EXERCISE:
Look through the records below, and copy out every line that holds the string "mean".
▬▬▬▬▬▬
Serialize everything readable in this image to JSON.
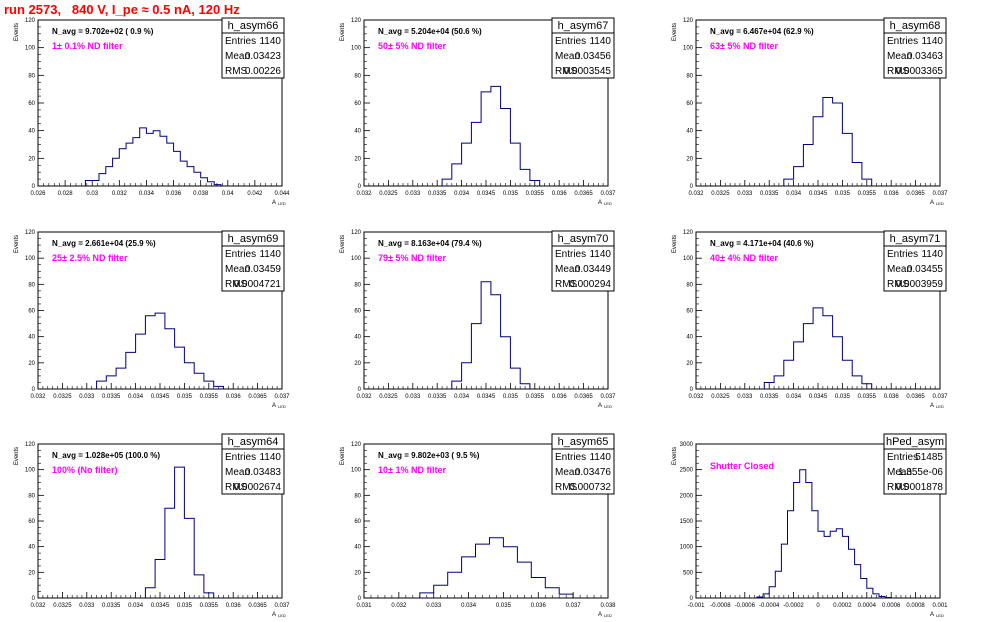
{
  "run_title": "run 2573,   840 V, I_pe ≈ 0.5 nA, 120 Hz",
  "colors": {
    "title": "#ff0000",
    "histogram": "#000080",
    "annotation": "#ff00ff",
    "axis": "#000000"
  },
  "stats_labels": {
    "entries": "Entries",
    "mean": "Mean",
    "rms": "RMS"
  },
  "chart_data": [
    {
      "type": "histogram",
      "name": "h_asym66",
      "navg": "N_avg = 9.702e+02 ( 0.9 %)",
      "note": "1± 0.1% ND filter",
      "stats": {
        "entries": "1140",
        "mean": "0.03423",
        "rms": "0.00226"
      },
      "xlim": [
        0.026,
        0.044
      ],
      "ylim": [
        0,
        120
      ],
      "xticks": [
        0.026,
        0.028,
        0.03,
        0.032,
        0.034,
        0.036,
        0.038,
        0.04,
        0.042,
        0.044
      ],
      "xticklabels": [
        "0.026",
        "0.028",
        "0.03",
        "0.032",
        "0.034",
        "0.036",
        "0.038",
        "0.04",
        "0.042",
        "0.044"
      ],
      "yticks": [
        0,
        20,
        40,
        60,
        80,
        100,
        120
      ],
      "ylabel": "Events",
      "xlabel": "A",
      "bin_edges": [
        0.0295,
        0.0305,
        0.031,
        0.0315,
        0.032,
        0.0325,
        0.033,
        0.0335,
        0.034,
        0.0345,
        0.035,
        0.0355,
        0.036,
        0.0365,
        0.037,
        0.0375,
        0.038,
        0.0385,
        0.039,
        0.0395
      ],
      "counts": [
        4,
        9,
        14,
        20,
        27,
        31,
        35,
        42,
        38,
        40,
        36,
        31,
        25,
        18,
        14,
        10,
        6,
        3,
        1
      ]
    },
    {
      "type": "histogram",
      "name": "h_asym67",
      "navg": "N_avg = 5.204e+04 (50.6 %)",
      "note": "50± 5% ND filter",
      "stats": {
        "entries": "1140",
        "mean": "0.03456",
        "rms": "0.0003545"
      },
      "xlim": [
        0.032,
        0.037
      ],
      "ylim": [
        0,
        120
      ],
      "xticks": [
        0.032,
        0.0325,
        0.033,
        0.0335,
        0.034,
        0.0345,
        0.035,
        0.0355,
        0.036,
        0.0365,
        0.037
      ],
      "xticklabels": [
        "0.032",
        "0.0325",
        "0.033",
        "0.0335",
        "0.034",
        "0.0345",
        "0.035",
        "0.0355",
        "0.036",
        "0.0365",
        "0.037"
      ],
      "yticks": [
        0,
        20,
        40,
        60,
        80,
        100,
        120
      ],
      "ylabel": "Events",
      "xlabel": "A",
      "bin_edges": [
        0.0336,
        0.0338,
        0.034,
        0.0342,
        0.0344,
        0.0346,
        0.0348,
        0.035,
        0.0352,
        0.0354,
        0.0356
      ],
      "counts": [
        5,
        16,
        31,
        46,
        68,
        72,
        56,
        31,
        12,
        4
      ]
    },
    {
      "type": "histogram",
      "name": "h_asym68",
      "navg": "N_avg = 6.467e+04 (62.9 %)",
      "note": "63± 5% ND filter",
      "stats": {
        "entries": "1140",
        "mean": "0.03463",
        "rms": "0.0003365"
      },
      "xlim": [
        0.032,
        0.037
      ],
      "ylim": [
        0,
        120
      ],
      "xticks": [
        0.032,
        0.0325,
        0.033,
        0.0335,
        0.034,
        0.0345,
        0.035,
        0.0355,
        0.036,
        0.0365,
        0.037
      ],
      "xticklabels": [
        "0.032",
        "0.0325",
        "0.033",
        "0.0335",
        "0.034",
        "0.0345",
        "0.035",
        "0.0355",
        "0.036",
        "0.0365",
        "0.037"
      ],
      "yticks": [
        0,
        20,
        40,
        60,
        80,
        100,
        120
      ],
      "ylabel": "Events",
      "xlabel": "A",
      "bin_edges": [
        0.0338,
        0.034,
        0.0342,
        0.0344,
        0.0346,
        0.0348,
        0.035,
        0.0352,
        0.0354,
        0.0356
      ],
      "counts": [
        5,
        14,
        30,
        50,
        64,
        60,
        38,
        17,
        5
      ]
    },
    {
      "type": "histogram",
      "name": "h_asym69",
      "navg": "N_avg = 2.661e+04 (25.9 %)",
      "note": "25± 2.5% ND filter",
      "stats": {
        "entries": "1140",
        "mean": "0.03459",
        "rms": "0.0004721"
      },
      "xlim": [
        0.032,
        0.037
      ],
      "ylim": [
        0,
        120
      ],
      "xticks": [
        0.032,
        0.0325,
        0.033,
        0.0335,
        0.034,
        0.0345,
        0.035,
        0.0355,
        0.036,
        0.0365,
        0.037
      ],
      "xticklabels": [
        "0.032",
        "0.0325",
        "0.033",
        "0.0335",
        "0.034",
        "0.0345",
        "0.035",
        "0.0355",
        "0.036",
        "0.0365",
        "0.037"
      ],
      "yticks": [
        0,
        20,
        40,
        60,
        80,
        100,
        120
      ],
      "ylabel": "Events",
      "xlabel": "A",
      "bin_edges": [
        0.0332,
        0.0334,
        0.0336,
        0.0338,
        0.034,
        0.0342,
        0.0344,
        0.0346,
        0.0348,
        0.035,
        0.0352,
        0.0354,
        0.0356,
        0.0358
      ],
      "counts": [
        6,
        10,
        16,
        28,
        42,
        56,
        58,
        46,
        32,
        20,
        12,
        6,
        2
      ]
    },
    {
      "type": "histogram",
      "name": "h_asym70",
      "navg": "N_avg = 8.163e+04 (79.4 %)",
      "note": "79± 5% ND filter",
      "stats": {
        "entries": "1140",
        "mean": "0.03449",
        "rms": "0.000294"
      },
      "xlim": [
        0.032,
        0.037
      ],
      "ylim": [
        0,
        120
      ],
      "xticks": [
        0.032,
        0.0325,
        0.033,
        0.0335,
        0.034,
        0.0345,
        0.035,
        0.0355,
        0.036,
        0.0365,
        0.037
      ],
      "xticklabels": [
        "0.032",
        "0.0325",
        "0.033",
        "0.0335",
        "0.034",
        "0.0345",
        "0.035",
        "0.0355",
        "0.036",
        "0.0365",
        "0.037"
      ],
      "yticks": [
        0,
        20,
        40,
        60,
        80,
        100,
        120
      ],
      "ylabel": "Events",
      "xlabel": "A",
      "bin_edges": [
        0.0338,
        0.034,
        0.0342,
        0.0344,
        0.0346,
        0.0348,
        0.035,
        0.0352,
        0.0354
      ],
      "counts": [
        6,
        20,
        50,
        82,
        72,
        40,
        16,
        4
      ]
    },
    {
      "type": "histogram",
      "name": "h_asym71",
      "navg": "N_avg = 4.171e+04 (40.6 %)",
      "note": "40± 4% ND filter",
      "stats": {
        "entries": "1140",
        "mean": "0.03455",
        "rms": "0.0003959"
      },
      "xlim": [
        0.032,
        0.037
      ],
      "ylim": [
        0,
        120
      ],
      "xticks": [
        0.032,
        0.0325,
        0.033,
        0.0335,
        0.034,
        0.0345,
        0.035,
        0.0355,
        0.036,
        0.0365,
        0.037
      ],
      "xticklabels": [
        "0.032",
        "0.0325",
        "0.033",
        "0.0335",
        "0.034",
        "0.0345",
        "0.035",
        "0.0355",
        "0.036",
        "0.0365",
        "0.037"
      ],
      "yticks": [
        0,
        20,
        40,
        60,
        80,
        100,
        120
      ],
      "ylabel": "Events",
      "xlabel": "A",
      "bin_edges": [
        0.0334,
        0.0336,
        0.0338,
        0.034,
        0.0342,
        0.0344,
        0.0346,
        0.0348,
        0.035,
        0.0352,
        0.0354,
        0.0356
      ],
      "counts": [
        5,
        10,
        22,
        36,
        50,
        62,
        56,
        40,
        22,
        10,
        4
      ]
    },
    {
      "type": "histogram",
      "name": "h_asym64",
      "navg": "N_avg = 1.028e+05 (100.0 %)",
      "note": "100% (No filter)",
      "stats": {
        "entries": "1140",
        "mean": "0.03483",
        "rms": "0.0002674"
      },
      "xlim": [
        0.032,
        0.037
      ],
      "ylim": [
        0,
        120
      ],
      "xticks": [
        0.032,
        0.0325,
        0.033,
        0.0335,
        0.034,
        0.0345,
        0.035,
        0.0355,
        0.036,
        0.0365,
        0.037
      ],
      "xticklabels": [
        "0.032",
        "0.0325",
        "0.033",
        "0.0335",
        "0.034",
        "0.0345",
        "0.035",
        "0.0355",
        "0.036",
        "0.0365",
        "0.037"
      ],
      "yticks": [
        0,
        20,
        40,
        60,
        80,
        100,
        120
      ],
      "ylabel": "Events",
      "xlabel": "A",
      "bin_edges": [
        0.0342,
        0.0344,
        0.0346,
        0.0348,
        0.035,
        0.0352,
        0.0354,
        0.0356
      ],
      "counts": [
        8,
        30,
        70,
        102,
        62,
        18,
        4
      ]
    },
    {
      "type": "histogram",
      "name": "h_asym65",
      "navg": "N_avg = 9.802e+03 ( 9.5 %)",
      "note": "10± 1% ND filter",
      "stats": {
        "entries": "1140",
        "mean": "0.03476",
        "rms": "0.000732"
      },
      "xlim": [
        0.031,
        0.038
      ],
      "ylim": [
        0,
        120
      ],
      "xticks": [
        0.031,
        0.032,
        0.033,
        0.034,
        0.035,
        0.036,
        0.037,
        0.038
      ],
      "xticklabels": [
        "0.031",
        "0.032",
        "0.033",
        "0.034",
        "0.035",
        "0.036",
        "0.037",
        "0.038"
      ],
      "yticks": [
        0,
        20,
        40,
        60,
        80,
        100,
        120
      ],
      "ylabel": "Events",
      "xlabel": "A",
      "bin_edges": [
        0.0326,
        0.033,
        0.0334,
        0.0338,
        0.0342,
        0.0346,
        0.035,
        0.0354,
        0.0358,
        0.0362,
        0.0366,
        0.037
      ],
      "counts": [
        4,
        10,
        20,
        32,
        42,
        47,
        40,
        28,
        16,
        8,
        3
      ]
    },
    {
      "type": "histogram",
      "name": "hPed_asym",
      "navg": "",
      "note": "Shutter Closed",
      "stats": {
        "entries": "51485",
        "mean": "1.355e-06",
        "rms": "0.0001878"
      },
      "xlim": [
        -0.001,
        0.001
      ],
      "ylim": [
        0,
        3000
      ],
      "xticks": [
        -0.001,
        -0.0008,
        -0.0006,
        -0.0004,
        -0.0002,
        0,
        0.0002,
        0.0004,
        0.0006,
        0.0008,
        0.001
      ],
      "xticklabels": [
        "-0.001",
        "-0.0008",
        "-0.0006",
        "-0.0004",
        "-0.0002",
        "0",
        "0.0002",
        "0.0004",
        "0.0006",
        "0.0008",
        "0.001"
      ],
      "yticks": [
        0,
        500,
        1000,
        1500,
        2000,
        2500,
        3000
      ],
      "ylabel": "Events",
      "xlabel": "A",
      "bin_edges": [
        -0.0005,
        -0.00045,
        -0.0004,
        -0.00035,
        -0.0003,
        -0.00025,
        -0.0002,
        -0.00015,
        -0.0001,
        -5e-05,
        0.0,
        5e-05,
        0.0001,
        0.00015,
        0.0002,
        0.00025,
        0.0003,
        0.00035,
        0.0004,
        0.00045,
        0.0005,
        0.00055,
        0.0006
      ],
      "counts": [
        20,
        80,
        220,
        520,
        1050,
        1700,
        2250,
        2500,
        2250,
        1700,
        1300,
        1200,
        1300,
        1350,
        1200,
        950,
        650,
        380,
        190,
        80,
        30,
        10
      ]
    }
  ]
}
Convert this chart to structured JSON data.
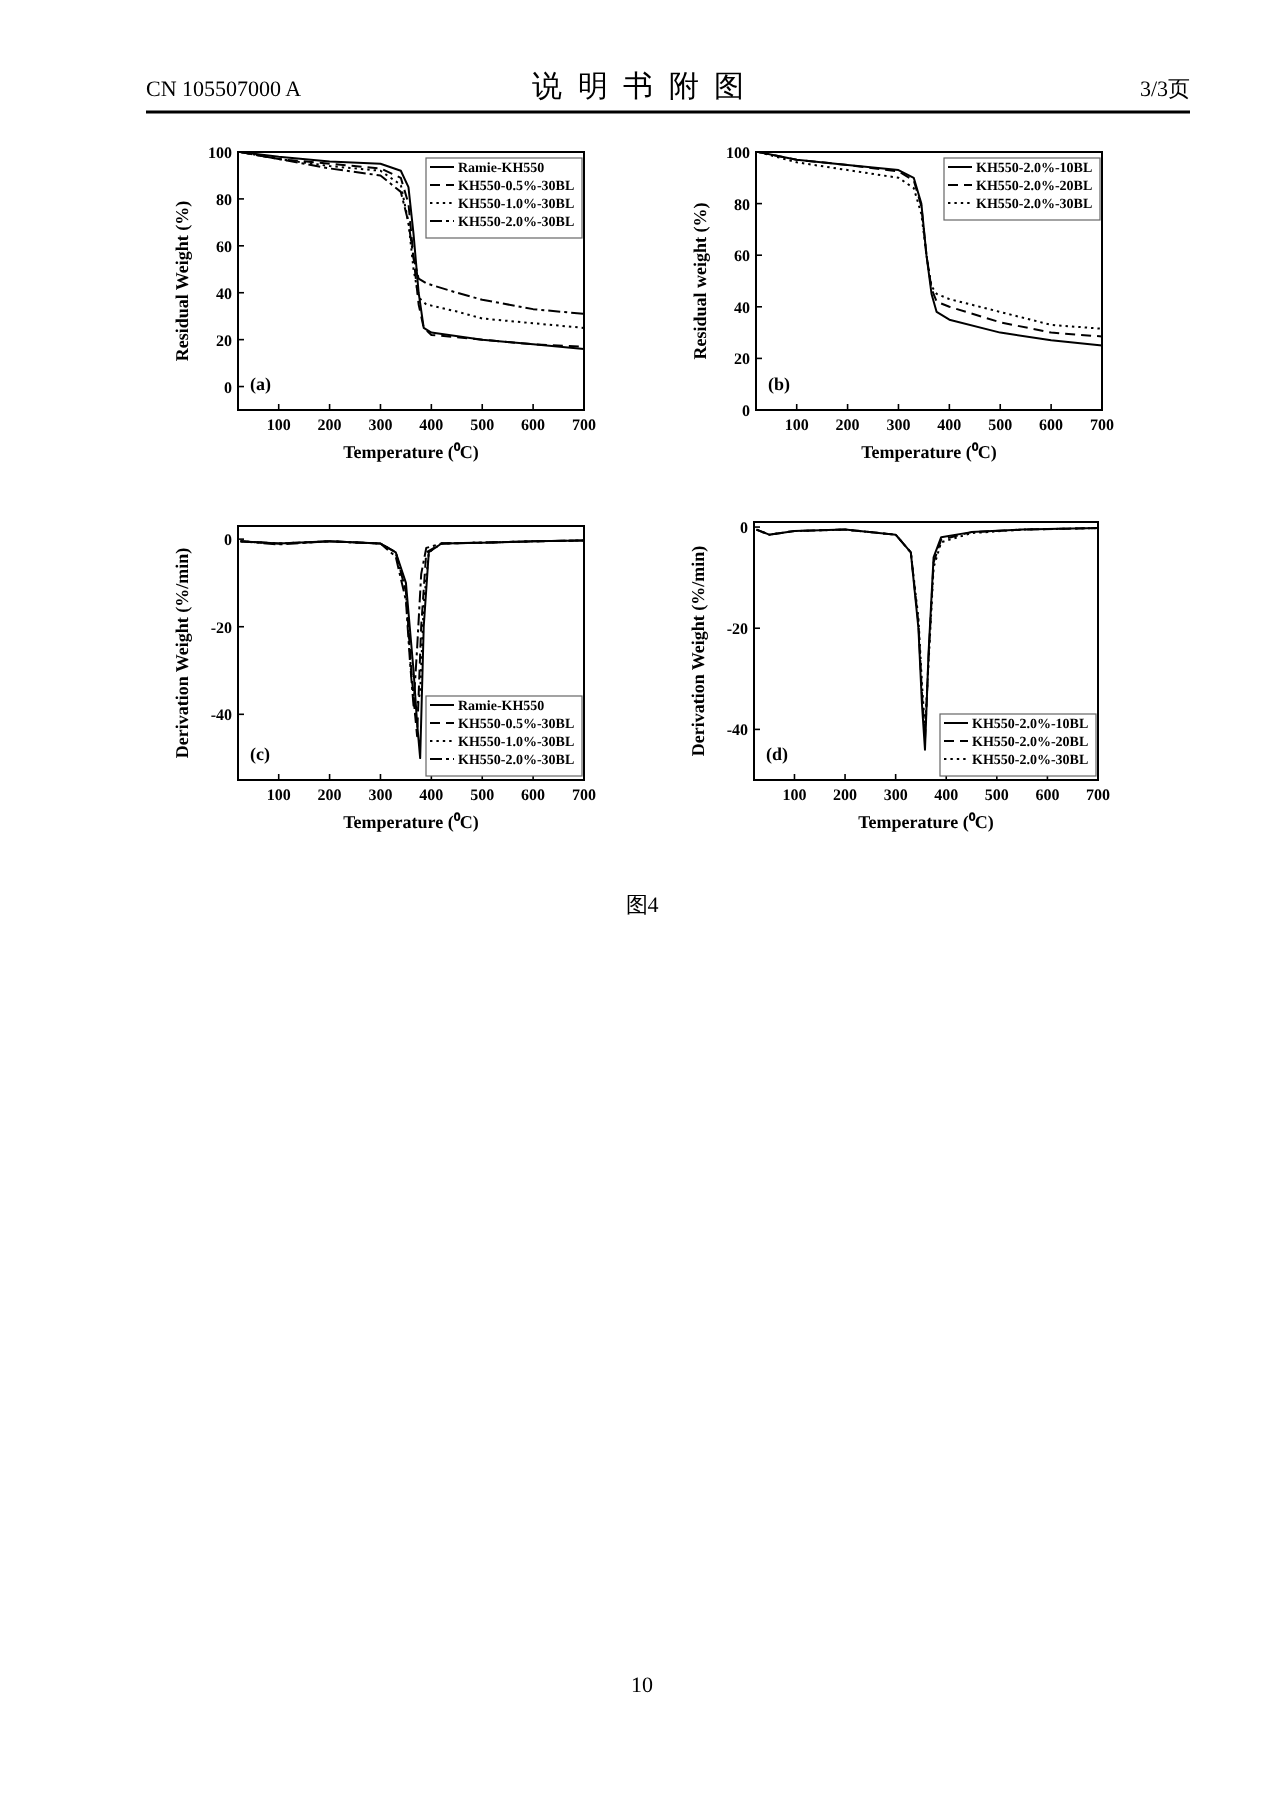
{
  "chart_data": [
    {
      "type": "line",
      "xlabel": "Temperature (⁰C)",
      "ylabel": "Residual Weight (%)",
      "xlim": [
        20,
        700
      ],
      "ylim": [
        -10,
        100
      ],
      "xticks": [
        100,
        200,
        300,
        400,
        500,
        600,
        700
      ],
      "yticks": [
        0,
        20,
        40,
        60,
        80,
        100
      ],
      "legend": "top right",
      "grid": false,
      "annotations": [
        "(a)",
        "CN 105507000 A",
        "说 明 书 附 图",
        "3/3页"
      ],
      "series": [
        {
          "name": "Ramie-KH550",
          "color": "#000000",
          "line_style": "solid",
          "x": [
            25,
            100,
            200,
            300,
            340,
            355,
            365,
            375,
            385,
            400,
            500,
            600,
            700
          ],
          "values": [
            100,
            98,
            96,
            95,
            92,
            85,
            65,
            40,
            25,
            23,
            20,
            18,
            16
          ]
        },
        {
          "name": "KH550-0.5%-30BL",
          "color": "#000000",
          "line_style": "dashed",
          "x": [
            25,
            100,
            200,
            300,
            340,
            355,
            365,
            375,
            385,
            400,
            500,
            600,
            700
          ],
          "values": [
            100,
            97,
            95,
            93,
            89,
            78,
            55,
            35,
            25,
            22,
            20,
            18,
            17
          ]
        },
        {
          "name": "KH550-1.0%-30BL",
          "color": "#000000",
          "line_style": "dotted",
          "x": [
            25,
            100,
            200,
            300,
            340,
            355,
            365,
            375,
            390,
            450,
            500,
            600,
            700
          ],
          "values": [
            100,
            97,
            94,
            92,
            86,
            70,
            50,
            38,
            35,
            32,
            29,
            27,
            25
          ]
        },
        {
          "name": "KH550-2.0%-30BL",
          "color": "#000000",
          "line_style": "dashdot",
          "x": [
            25,
            100,
            200,
            300,
            340,
            355,
            365,
            375,
            390,
            450,
            500,
            600,
            700
          ],
          "values": [
            100,
            97,
            93,
            90,
            83,
            70,
            55,
            46,
            44,
            40,
            37,
            33,
            31
          ]
        }
      ]
    },
    {
      "type": "line",
      "xlabel": "Temperature (⁰C)",
      "ylabel": "Residual weight (%)",
      "xlim": [
        20,
        700
      ],
      "ylim": [
        0,
        100
      ],
      "xticks": [
        100,
        200,
        300,
        400,
        500,
        600,
        700
      ],
      "yticks": [
        0,
        20,
        40,
        60,
        80,
        100
      ],
      "legend": "top right",
      "grid": false,
      "annotations": [
        "(b)"
      ],
      "series": [
        {
          "name": "KH550-2.0%-10BL",
          "color": "#000000",
          "line_style": "solid",
          "x": [
            25,
            100,
            200,
            300,
            330,
            345,
            355,
            365,
            375,
            400,
            500,
            600,
            700
          ],
          "values": [
            100,
            97,
            95,
            93,
            90,
            80,
            60,
            45,
            38,
            35,
            30,
            27,
            25
          ]
        },
        {
          "name": "KH550-2.0%-20BL",
          "color": "#000000",
          "line_style": "dashed",
          "x": [
            25,
            100,
            200,
            300,
            330,
            345,
            355,
            365,
            375,
            400,
            500,
            600,
            700
          ],
          "values": [
            100,
            97,
            95,
            92.5,
            89,
            79,
            60,
            47,
            42,
            40,
            34,
            30,
            28.5
          ]
        },
        {
          "name": "KH550-2.0%-30BL",
          "color": "#000000",
          "line_style": "dotted",
          "x": [
            25,
            100,
            200,
            300,
            330,
            345,
            355,
            365,
            375,
            400,
            500,
            600,
            700
          ],
          "values": [
            100,
            96,
            93,
            90,
            86,
            76,
            60,
            48,
            45,
            43,
            38,
            33,
            31.5
          ]
        }
      ]
    },
    {
      "type": "line",
      "xlabel": "Temperature (⁰C)",
      "ylabel": "Derivation Weight (%/min)",
      "xlim": [
        20,
        700
      ],
      "ylim": [
        -55,
        3
      ],
      "xticks": [
        100,
        200,
        300,
        400,
        500,
        600,
        700
      ],
      "yticks": [
        -40,
        -20,
        0
      ],
      "legend": "bottom right",
      "grid": false,
      "annotations": [
        "(c)"
      ],
      "series": [
        {
          "name": "Ramie-KH550",
          "color": "#000000",
          "line_style": "solid",
          "x": [
            25,
            100,
            200,
            300,
            330,
            350,
            365,
            372,
            378,
            385,
            395,
            420,
            500,
            600,
            700
          ],
          "values": [
            -0.5,
            -1,
            -0.5,
            -1,
            -3,
            -10,
            -30,
            -42,
            -50,
            -20,
            -3,
            -1,
            -0.8,
            -0.5,
            -0.3
          ]
        },
        {
          "name": "KH550-0.5%-30BL",
          "color": "#000000",
          "line_style": "dashed",
          "x": [
            25,
            100,
            200,
            300,
            330,
            350,
            362,
            368,
            372,
            380,
            390,
            420,
            500,
            600,
            700
          ],
          "values": [
            -0.5,
            -1,
            -0.5,
            -1,
            -3,
            -12,
            -32,
            -40,
            -45,
            -20,
            -3,
            -1,
            -0.8,
            -0.5,
            -0.3
          ]
        },
        {
          "name": "KH550-1.0%-30BL",
          "color": "#000000",
          "line_style": "dotted",
          "x": [
            25,
            100,
            200,
            300,
            330,
            350,
            360,
            368,
            378,
            385,
            395,
            420,
            500,
            600,
            700
          ],
          "values": [
            -0.5,
            -1,
            -0.5,
            -1,
            -3,
            -12,
            -30,
            -40,
            -35,
            -15,
            -3,
            -1,
            -0.8,
            -0.5,
            -0.3
          ]
        },
        {
          "name": "KH550-2.0%-30BL",
          "color": "#000000",
          "line_style": "dashdot",
          "x": [
            25,
            100,
            200,
            300,
            330,
            350,
            358,
            365,
            372,
            380,
            390,
            420,
            500,
            600,
            700
          ],
          "values": [
            -0.5,
            -1.2,
            -0.5,
            -1,
            -4,
            -14,
            -28,
            -38,
            -25,
            -8,
            -2,
            -1,
            -0.8,
            -0.5,
            -0.3
          ]
        }
      ]
    },
    {
      "type": "line",
      "xlabel": "Temperature (⁰C)",
      "ylabel": "Derivation Weight (%/min)",
      "xlim": [
        20,
        700
      ],
      "ylim": [
        -50,
        1
      ],
      "xticks": [
        100,
        200,
        300,
        400,
        500,
        600,
        700
      ],
      "yticks": [
        -40,
        -20,
        0
      ],
      "legend": "bottom right",
      "grid": false,
      "annotations": [
        "(d)",
        "图4",
        "10"
      ],
      "series": [
        {
          "name": "KH550-2.0%-10BL",
          "color": "#000000",
          "line_style": "solid",
          "x": [
            25,
            50,
            100,
            200,
            300,
            330,
            345,
            352,
            358,
            365,
            375,
            390,
            450,
            550,
            700
          ],
          "values": [
            -0.5,
            -1.5,
            -0.8,
            -0.5,
            -1.5,
            -5,
            -20,
            -35,
            -44,
            -25,
            -6,
            -2,
            -1,
            -0.5,
            -0.2
          ]
        },
        {
          "name": "KH550-2.0%-20BL",
          "color": "#000000",
          "line_style": "dashed",
          "x": [
            25,
            50,
            100,
            200,
            300,
            330,
            345,
            352,
            358,
            365,
            375,
            390,
            450,
            550,
            700
          ],
          "values": [
            -0.5,
            -1.5,
            -0.8,
            -0.5,
            -1.5,
            -5,
            -19,
            -33,
            -42,
            -26,
            -7,
            -2.5,
            -1,
            -0.5,
            -0.2
          ]
        },
        {
          "name": "KH550-2.0%-30BL",
          "color": "#000000",
          "line_style": "dotted",
          "x": [
            25,
            50,
            100,
            200,
            300,
            330,
            345,
            352,
            358,
            365,
            375,
            390,
            450,
            550,
            700
          ],
          "values": [
            -0.5,
            -1.5,
            -0.8,
            -0.5,
            -1.5,
            -5,
            -18,
            -31,
            -40,
            -27,
            -8,
            -3,
            -1.2,
            -0.5,
            -0.2
          ]
        }
      ]
    }
  ]
}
▬▬▬▬▬▬
THE SOLUTION:
    "mean": "Mean",
        "mean": "0.03423",
        "mean": "0.03456",
        "mean": "0.03463",
        "mean": "0.03459",
        "mean": "0.03449",
        "mean": "0.03455",
        "mean": "0.03483",
        "mean": "0.03476",
        "mean": "1.355e-06",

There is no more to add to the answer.